Records from a data collection
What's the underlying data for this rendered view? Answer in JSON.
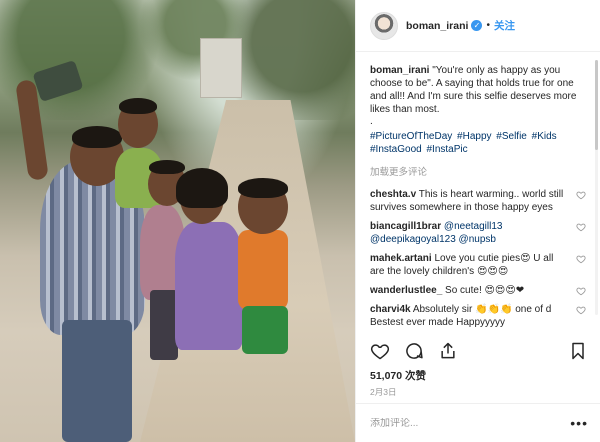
{
  "post": {
    "username": "boman_irani",
    "verified_mark": "✓",
    "separator": "•",
    "follow_label": "关注",
    "caption_user": "boman_irani",
    "caption_text": " \"You're only as happy as you choose to be\". A saying that holds true for one and all!! And I'm sure this selfie deserves more likes than most.",
    "caption_dot": ".",
    "hashtags": [
      "#PictureOfTheDay",
      "#Happy",
      "#Selfie",
      "#Kids",
      "#InstaGood",
      "#InstaPic"
    ],
    "load_more": "加载更多评论",
    "comments": [
      {
        "user": "cheshta.v",
        "text": " This is heart warming.. world still survives somewhere in those happy eyes"
      },
      {
        "user": "biancagill1brar",
        "text": " @neetagill13 @deepikagoyal123 @nupsb"
      },
      {
        "user": "mahek.artani",
        "text": " Love you cutie pies😍 U all are the lovely children's 😍😍😍"
      },
      {
        "user": "wanderlustlee_",
        "text": " So cute! 😍😍😍❤"
      },
      {
        "user": "charvi4k",
        "text": " Absolutely sir 👏👏👏 one of d Bestest ever made Happyyyyy"
      }
    ],
    "likes": "51,070 次赞",
    "date": "2月3日",
    "comment_placeholder": "添加评论...",
    "more_options": "•••"
  },
  "icons": {
    "like": "heart-icon",
    "comment": "comment-icon",
    "share": "share-icon",
    "save": "bookmark-icon"
  },
  "colors": {
    "accent": "#3897f0",
    "hashtag": "#003569",
    "muted": "#999999",
    "text": "#262626"
  }
}
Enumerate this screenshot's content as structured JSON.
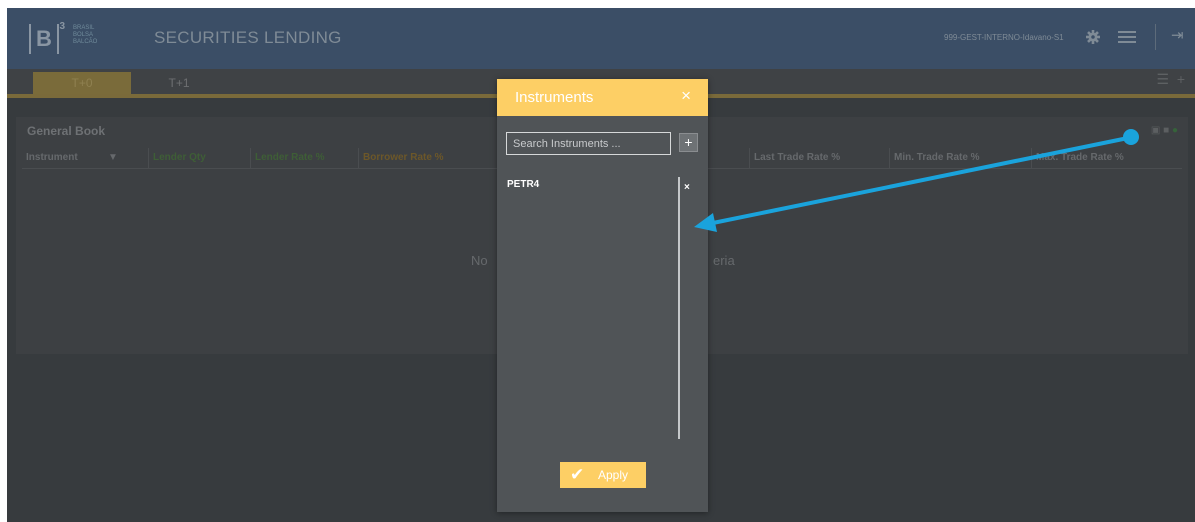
{
  "header": {
    "logo_mark": "B",
    "logo_sup": "3",
    "logo_words": [
      "BRASIL",
      "BOLSA",
      "BALCÃO"
    ],
    "app_title": "SECURITIES LENDING",
    "user_label": "999-GEST-INTERNO-Idavano-S1"
  },
  "icons": {
    "settings": "gear-icon",
    "menu": "hamburger-icon",
    "logout": "logout-icon",
    "add_tab": "plus-icon",
    "columns": "columns-icon",
    "filter": "filter-icon",
    "close": "close-icon",
    "check": "check-icon"
  },
  "tabs": [
    {
      "label": "T+0",
      "active": true
    },
    {
      "label": "T+1",
      "active": false
    }
  ],
  "book": {
    "title": "General Book",
    "columns": [
      {
        "label": "Instrument",
        "tone": "neutral"
      },
      {
        "label": "Lender Qty",
        "tone": "green"
      },
      {
        "label": "Lender Rate %",
        "tone": "green"
      },
      {
        "label": "Borrower Rate %",
        "tone": "orange"
      },
      {
        "label": "Last Trade Rate %",
        "tone": "neutral"
      },
      {
        "label": "Min. Trade Rate %",
        "tone": "neutral"
      },
      {
        "label": "Max. Trade Rate %",
        "tone": "neutral"
      }
    ],
    "empty_left": "No",
    "empty_right": "eria"
  },
  "modal": {
    "title": "Instruments",
    "close_glyph": "×",
    "search_placeholder": "Search Instruments ...",
    "add_glyph": "+",
    "items": [
      "PETR4"
    ],
    "remove_glyph": "×",
    "apply_label": "Apply"
  },
  "colors": {
    "header_bg": "#3b4e66",
    "modal_accent": "#fdcf65",
    "modal_bg": "#505457",
    "annotation_arrow": "#1aa3dc",
    "overlay_bg": "#373b3e"
  }
}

▶ **WRITTEN PROBLEM**: Above are the records. Identify each line that contains the word "heart".

▶ **PROBLEM SOLUTION**:
        "text": " This is heart warming.. world still survives somewhere in those happy eyes"
    "like": "heart-icon",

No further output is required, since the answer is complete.